++++ DATA TO PROCESS

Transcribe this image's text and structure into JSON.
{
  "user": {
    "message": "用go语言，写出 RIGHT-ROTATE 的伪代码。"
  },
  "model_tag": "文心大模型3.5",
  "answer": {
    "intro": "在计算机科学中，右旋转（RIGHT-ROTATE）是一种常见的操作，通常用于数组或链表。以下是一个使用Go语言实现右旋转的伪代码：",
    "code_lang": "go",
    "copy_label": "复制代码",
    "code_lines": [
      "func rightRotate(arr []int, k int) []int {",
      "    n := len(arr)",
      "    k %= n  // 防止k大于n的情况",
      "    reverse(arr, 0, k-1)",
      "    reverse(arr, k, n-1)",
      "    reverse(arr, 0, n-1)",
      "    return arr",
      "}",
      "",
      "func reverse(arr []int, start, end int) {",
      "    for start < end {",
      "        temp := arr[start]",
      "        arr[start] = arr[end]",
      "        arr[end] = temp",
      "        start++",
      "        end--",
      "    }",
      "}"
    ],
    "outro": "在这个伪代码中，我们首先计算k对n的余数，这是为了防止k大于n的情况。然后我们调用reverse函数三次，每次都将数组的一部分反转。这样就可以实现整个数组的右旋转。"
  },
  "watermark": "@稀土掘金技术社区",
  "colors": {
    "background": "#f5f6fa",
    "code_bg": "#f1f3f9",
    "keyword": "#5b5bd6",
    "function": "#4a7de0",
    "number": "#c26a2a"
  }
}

++++++++

#### [SET EXERCISE]
Each line above is to be repeated exactly.

#### [EXPECTED ANSWER]
Transcribe this image's text and structure into JSON.
{
  "user": {
    "message": "用go语言，写出 RIGHT-ROTATE 的伪代码。"
  },
  "model_tag": "文心大模型3.5",
  "answer": {
    "intro": "在计算机科学中，右旋转（RIGHT-ROTATE）是一种常见的操作，通常用于数组或链表。以下是一个使用Go语言实现右旋转的伪代码：",
    "code_lang": "go",
    "copy_label": "复制代码",
    "code_lines": [
      "func rightRotate(arr []int, k int) []int {",
      "    n := len(arr)",
      "    k %= n  // 防止k大于n的情况",
      "    reverse(arr, 0, k-1)",
      "    reverse(arr, k, n-1)",
      "    reverse(arr, 0, n-1)",
      "    return arr",
      "}",
      "",
      "func reverse(arr []int, start, end int) {",
      "    for start < end {",
      "        temp := arr[start]",
      "        arr[start] = arr[end]",
      "        arr[end] = temp",
      "        start++",
      "        end--",
      "    }",
      "}"
    ],
    "outro": "在这个伪代码中，我们首先计算k对n的余数，这是为了防止k大于n的情况。然后我们调用reverse函数三次，每次都将数组的一部分反转。这样就可以实现整个数组的右旋转。"
  },
  "watermark": "@稀土掘金技术社区",
  "colors": {
    "background": "#f5f6fa",
    "code_bg": "#f1f3f9",
    "keyword": "#5b5bd6",
    "function": "#4a7de0",
    "number": "#c26a2a"
  }
}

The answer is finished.